- Source passage
********

Acupuncture for TTH 2023

Stimulated by Tao et al 2023.[1]

Photo by Andrea Piacquadio on

TTH – tension-type headache
CTTH – chronic tension-type headache
SR – systematic review
TSA – trial sequential analysis
RCT – randomised controlled trial
SMD – standardised mean difference
RR50 – responder rate based on a 50% reduction in days with headache
RIS – required information size

key to acronyms

I picked out this paper on TTH before I wrote last week’s blog, and it just so happens that the last author on this paper is the first author from last week’s key paper. Hui Zheng was also last author on the TSA paper mentioned on the last blog and one of the reasons I chose this paper was because it has some nice clear results that I can use to explain what TSA is all about.

Hui Zheng has popped up before on the blog. The post titled Acupuncture for CTTH from July 2022 featured another of his papers – one that is included in this SR.

14 trials were included and the results are not a surprise since we have been relatively confident about the efficacy of acupuncture in TTH since the Cochrane review led by Klaus Linde in 2016.[2] But the point of a TSA is to tell us if we have done enough data to be sure,[3] and we may not have as yet for all the different outcomes.

Technically a TSA is a method for reducing the risk of type I and type II statistical errors in SRs, that is, false positive and false negative results.

A type I error occurs when a paper gives a statistically significant result by chance rather than because there is a real difference between groups. When using a cut off of p<0.05 the chance of a type I error is 1 in 20. The problem often arises when there are multiple throws of this 20-sided dice within the same analysis. This may apply to a single trial with lots of tests for statistical significance (in this case a statistical correction should be applied) or repeated SRs each adding a new paper to the pooled data and performing a statistical test each time. The latter example is where TSA comes in to alter the p value based on the amount of data available up to that point of testing.

In acupuncture research we are more used to the type II error. This occurs because of a lack of statistical power to detect the real difference, usually between one form of needling and another eg real vs sham acupuncture. A lack of statistical power relates to the size of the trial and the size of the difference between interventions. In a TSA, an estimate is made of what would be an adequate information size and this is used to determine whether the result in your SR has reached a definitive conclusion in terms of a positive effect or in terms of futility ie no point doing any more research on this because it will never be likely to show an effect.

The SR comes from Chengdu in Sichuan, which is just to the right of Tibet in the centre of China, and just above Yibin, where the Yangtze River is formed from the Jinsha Jiang and the Min Jiang according to the names on Google Maps.

Whilst the SR was conducted in China, only one of the 14 RCTs included derives from China. This attracted me somewhat, and I was pleased that I recognised most of the trials listed, in particular the larger ones from Germany.

The first pooled result in the paper includes data on TTH frequency from 8 trials of acupuncture against sham and records an SMD of -0.80. That is a large effect size, but the forest pot shows significant heterogeneity, and the TSA plot does not confirm that we have sufficient data as yet to be sure of the result.

********

(Document layout analysis data)

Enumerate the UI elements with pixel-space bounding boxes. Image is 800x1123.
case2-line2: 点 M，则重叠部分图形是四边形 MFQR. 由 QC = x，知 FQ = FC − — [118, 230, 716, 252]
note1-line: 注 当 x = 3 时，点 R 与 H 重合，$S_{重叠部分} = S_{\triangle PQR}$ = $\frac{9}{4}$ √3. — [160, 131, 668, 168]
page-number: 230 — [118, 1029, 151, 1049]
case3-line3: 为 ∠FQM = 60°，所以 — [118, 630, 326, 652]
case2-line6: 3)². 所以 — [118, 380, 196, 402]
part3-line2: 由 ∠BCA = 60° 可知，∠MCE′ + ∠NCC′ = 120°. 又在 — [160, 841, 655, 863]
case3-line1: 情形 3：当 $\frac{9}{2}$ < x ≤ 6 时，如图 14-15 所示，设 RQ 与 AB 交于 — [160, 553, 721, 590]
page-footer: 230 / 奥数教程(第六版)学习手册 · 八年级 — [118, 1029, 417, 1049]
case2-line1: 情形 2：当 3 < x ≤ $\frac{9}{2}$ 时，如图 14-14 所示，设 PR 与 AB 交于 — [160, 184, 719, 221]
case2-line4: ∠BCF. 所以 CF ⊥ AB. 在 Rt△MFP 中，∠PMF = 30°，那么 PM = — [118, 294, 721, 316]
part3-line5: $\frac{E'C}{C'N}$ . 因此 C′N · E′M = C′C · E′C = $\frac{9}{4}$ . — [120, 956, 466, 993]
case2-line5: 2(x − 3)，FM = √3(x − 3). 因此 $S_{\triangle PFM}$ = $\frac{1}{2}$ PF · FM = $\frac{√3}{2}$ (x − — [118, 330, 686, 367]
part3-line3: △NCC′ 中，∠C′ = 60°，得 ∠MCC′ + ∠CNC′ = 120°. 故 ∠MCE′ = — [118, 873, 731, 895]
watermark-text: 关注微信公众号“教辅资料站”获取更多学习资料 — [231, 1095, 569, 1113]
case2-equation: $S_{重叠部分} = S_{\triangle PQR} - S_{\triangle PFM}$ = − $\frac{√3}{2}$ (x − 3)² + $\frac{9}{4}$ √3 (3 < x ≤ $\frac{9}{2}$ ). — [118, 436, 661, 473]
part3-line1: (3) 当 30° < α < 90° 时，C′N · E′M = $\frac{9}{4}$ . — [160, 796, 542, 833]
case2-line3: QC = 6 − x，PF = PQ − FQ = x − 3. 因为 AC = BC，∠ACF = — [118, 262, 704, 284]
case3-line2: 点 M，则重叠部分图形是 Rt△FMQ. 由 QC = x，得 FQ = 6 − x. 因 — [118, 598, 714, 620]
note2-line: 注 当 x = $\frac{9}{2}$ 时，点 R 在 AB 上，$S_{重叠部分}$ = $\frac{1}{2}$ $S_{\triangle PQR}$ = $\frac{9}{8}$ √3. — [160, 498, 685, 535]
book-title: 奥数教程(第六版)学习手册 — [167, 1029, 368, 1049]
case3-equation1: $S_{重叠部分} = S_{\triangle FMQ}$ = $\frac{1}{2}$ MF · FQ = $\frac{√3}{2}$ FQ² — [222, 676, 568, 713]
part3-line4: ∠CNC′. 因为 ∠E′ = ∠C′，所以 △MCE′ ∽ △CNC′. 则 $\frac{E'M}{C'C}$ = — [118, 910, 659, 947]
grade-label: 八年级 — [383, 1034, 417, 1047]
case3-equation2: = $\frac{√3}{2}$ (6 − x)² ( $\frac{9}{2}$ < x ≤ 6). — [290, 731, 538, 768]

********

Summarize the blog post on acupuncture for tension-type headache in two sentences.

A systematic review from Chengdu included 14 trials, only one of them from China, and used trial sequential analysis, a method for reducing the risk of false positive and false negative results in systematic reviews. Its first pooled result, from 8 trials of acupuncture against sham, showed a large effect on headache frequency (SMD -0.80), but the heterogeneity was significant and the analysis did not confirm that there is yet enough data to be sure of the result.